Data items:

"""

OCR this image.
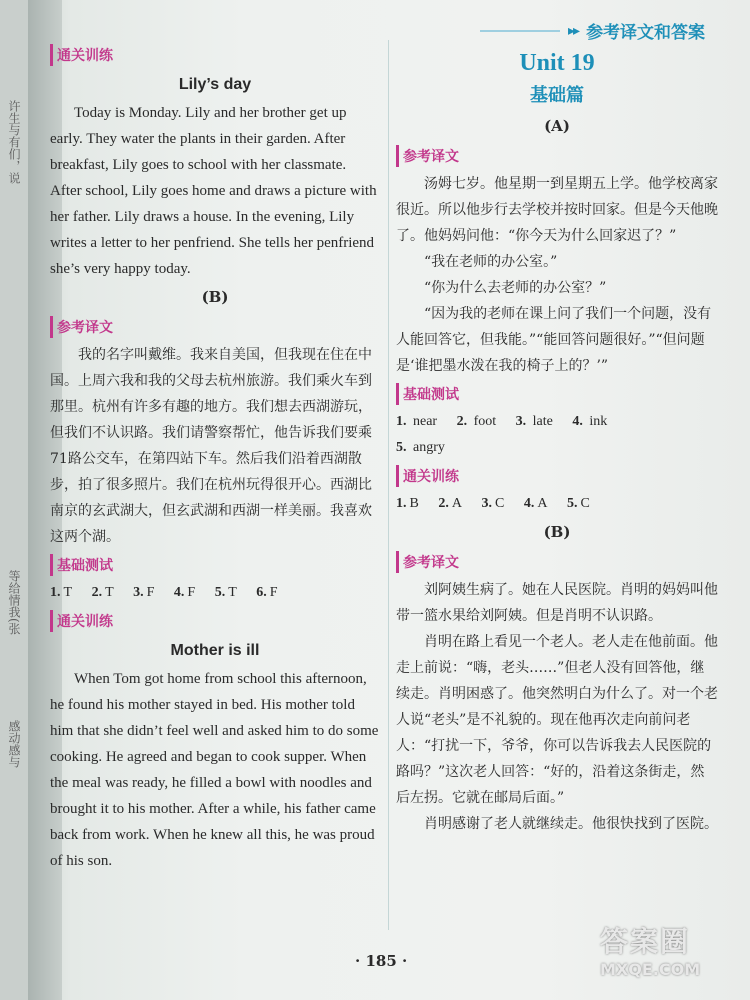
许生与有们，说
等给情我(张
感动感与
▸▸ 参考译文和答案
通关训练
Lily’s day

Today is Monday. Lily and her brother get up early. They water the plants in their garden. After breakfast, Lily goes to school with her classmate. After school, Lily goes home and draws a picture with her father. Lily draws a house. In the evening, Lily writes a letter to her penfriend. She tells her penfriend she’s very happy today.

(B)
参考译文

我的名字叫戴维。我来自美国，但我现在住在中国。上周六我和我的父母去杭州旅游。我们乘火车到那里。杭州有许多有趣的地方。我们想去西湖游玩，但我们不认识路。我们请警察帮忙，他告诉我们要乘71路公交车，在第四站下车。然后我们沿着西湖散步，拍了很多照片。我们在杭州玩得很开心。西湖比南京的玄武湖大，但玄武湖和西湖一样美丽。我喜欢这两个湖。

基础测试
1. T 2. T 3. F 4. F 5. T 6. F
通关训练
Mother is ill

When Tom got home from school this afternoon, he found his mother stayed in bed. His mother told him that she didn’t feel well and asked him to do some cooking. He agreed and began to cook supper. When the meal was ready, he filled a bowl with noodles and brought it to his mother. After a while, his father came back from work. When he knew all this, he was proud of his son.

Unit 19
基础篇
(A)
参考译文

汤姆七岁。他星期一到星期五上学。他学校离家很近。所以他步行去学校并按时回家。但是今天他晚了。他妈妈问他：“你今天为什么回家迟了？”

“我在老师的办公室。”

“你为什么去老师的办公室？”

“因为我的老师在课上问了我们一个问题，没有人能回答它，但我能。”“能回答问题很好。”“但问题是‘谁把墨水泼在我的椅子上的？’”

基础测试
1. near 2. foot 3. late 4. ink
5. angry
通关训练
1. B 2. A 3. C 4. A 5. C
(B)
参考译文

刘阿姨生病了。她在人民医院。肖明的妈妈叫他带一篮水果给刘阿姨。但是肖明不认识路。

肖明在路上看见一个老人。老人走在他前面。他走上前说：“嗨，老头……”但老人没有回答他，继续走。肖明困惑了。他突然明白为什么了。对一个老人说“老头”是不礼貌的。现在他再次走向前问老人：“打扰一下，爷爷，你可以告诉我去人民医院的路吗？”这次老人回答：“好的，沿着这条街走，然后左拐。它就在邮局后面。”

肖明感谢了老人就继续走。他很快找到了医院。

· 185 ·
答案圈
MXQE.COM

"""

Task instructions:
Write the records out again in full, exactly, and skip every picture.

Problem solution:
OCR this image.
许生与有们，说
等给情我(张
感动感与
▸▸ 参考译文和答案
通关训练
Lily’s day

Today is Monday. Lily and her brother get up early. They water the plants in their garden. After breakfast, Lily goes to school with her classmate. After school, Lily goes home and draws a picture with her father. Lily draws a house. In the evening, Lily writes a letter to her penfriend. She tells her penfriend she’s very happy today.

(B)
参考译文

我的名字叫戴维。我来自美国，但我现在住在中国。上周六我和我的父母去杭州旅游。我们乘火车到那里。杭州有许多有趣的地方。我们想去西湖游玩，但我们不认识路。我们请警察帮忙，他告诉我们要乘71路公交车，在第四站下车。然后我们沿着西湖散步，拍了很多照片。我们在杭州玩得很开心。西湖比南京的玄武湖大，但玄武湖和西湖一样美丽。我喜欢这两个湖。

基础测试
1. T 2. T 3. F 4. F 5. T 6. F
通关训练
Mother is ill

When Tom got home from school this afternoon, he found his mother stayed in bed. His mother told him that she didn’t feel well and asked him to do some cooking. He agreed and began to cook supper. When the meal was ready, he filled a bowl with noodles and brought it to his mother. After a while, his father came back from work. When he knew all this, he was proud of his son.

Unit 19
基础篇
(A)
参考译文

汤姆七岁。他星期一到星期五上学。他学校离家很近。所以他步行去学校并按时回家。但是今天他晚了。他妈妈问他：“你今天为什么回家迟了？”

“我在老师的办公室。”

“你为什么去老师的办公室？”

“因为我的老师在课上问了我们一个问题，没有人能回答它，但我能。”“能回答问题很好。”“但问题是‘谁把墨水泼在我的椅子上的？’”

基础测试
1. near 2. foot 3. late 4. ink
5. angry
通关训练
1. B 2. A 3. C 4. A 5. C
(B)
参考译文

刘阿姨生病了。她在人民医院。肖明的妈妈叫他带一篮水果给刘阿姨。但是肖明不认识路。

肖明在路上看见一个老人。老人走在他前面。他走上前说：“嗨，老头……”但老人没有回答他，继续走。肖明困惑了。他突然明白为什么了。对一个老人说“老头”是不礼貌的。现在他再次走向前问老人：“打扰一下，爷爷，你可以告诉我去人民医院的路吗？”这次老人回答：“好的，沿着这条街走，然后左拐。它就在邮局后面。”

肖明感谢了老人就继续走。他很快找到了医院。

· 185 ·
答案圈
MXQE.COM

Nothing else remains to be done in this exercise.